§ Stored records:
╭──
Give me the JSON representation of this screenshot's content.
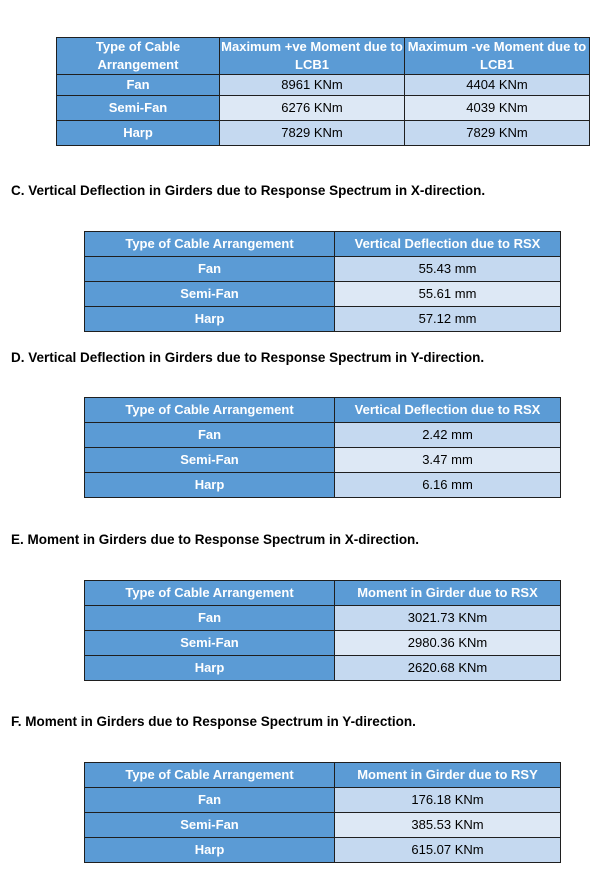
{
  "table1": {
    "headers": [
      "Type of Cable Arrangement",
      "Maximum +ve Moment due to LCB1",
      "Maximum -ve Moment due to LCB1"
    ],
    "rows": [
      {
        "label": "Fan",
        "v1": "8961 KNm",
        "v2": "4404 KNm"
      },
      {
        "label": "Semi-Fan",
        "v1": "6276 KNm",
        "v2": "4039 KNm"
      },
      {
        "label": "Harp",
        "v1": "7829 KNm",
        "v2": "7829 KNm"
      }
    ]
  },
  "sections": [
    {
      "heading": "C.  Vertical Deflection in Girders due to Response Spectrum in X-direction.",
      "headers": [
        "Type of Cable Arrangement",
        "Vertical Deflection due to RSX"
      ],
      "rows": [
        {
          "label": "Fan",
          "value": "55.43 mm"
        },
        {
          "label": "Semi-Fan",
          "value": "55.61 mm"
        },
        {
          "label": "Harp",
          "value": "57.12 mm"
        }
      ]
    },
    {
      "heading": "D.  Vertical Deflection in Girders due to Response Spectrum in Y-direction.",
      "headers": [
        "Type of Cable Arrangement",
        "Vertical Deflection due to RSX"
      ],
      "rows": [
        {
          "label": "Fan",
          "value": "2.42 mm"
        },
        {
          "label": "Semi-Fan",
          "value": "3.47 mm"
        },
        {
          "label": "Harp",
          "value": "6.16 mm"
        }
      ]
    },
    {
      "heading": "E.  Moment in Girders due to Response Spectrum in X-direction.",
      "headers": [
        "Type of Cable Arrangement",
        "Moment in Girder due to RSX"
      ],
      "rows": [
        {
          "label": "Fan",
          "value": "3021.73 KNm"
        },
        {
          "label": "Semi-Fan",
          "value": "2980.36 KNm"
        },
        {
          "label": "Harp",
          "value": "2620.68 KNm"
        }
      ]
    },
    {
      "heading": "F.  Moment in Girders due to Response Spectrum in Y-direction.",
      "headers": [
        "Type of Cable Arrangement",
        "Moment in Girder due to RSY"
      ],
      "rows": [
        {
          "label": "Fan",
          "value": "176.18 KNm"
        },
        {
          "label": "Semi-Fan",
          "value": "385.53 KNm"
        },
        {
          "label": "Harp",
          "value": "615.07 KNm"
        }
      ]
    }
  ]
}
╰──
§ Exercise directions:
Your answer should be a single number: how many lines of the material contain the word "Vertical".

§ Worked answer:
4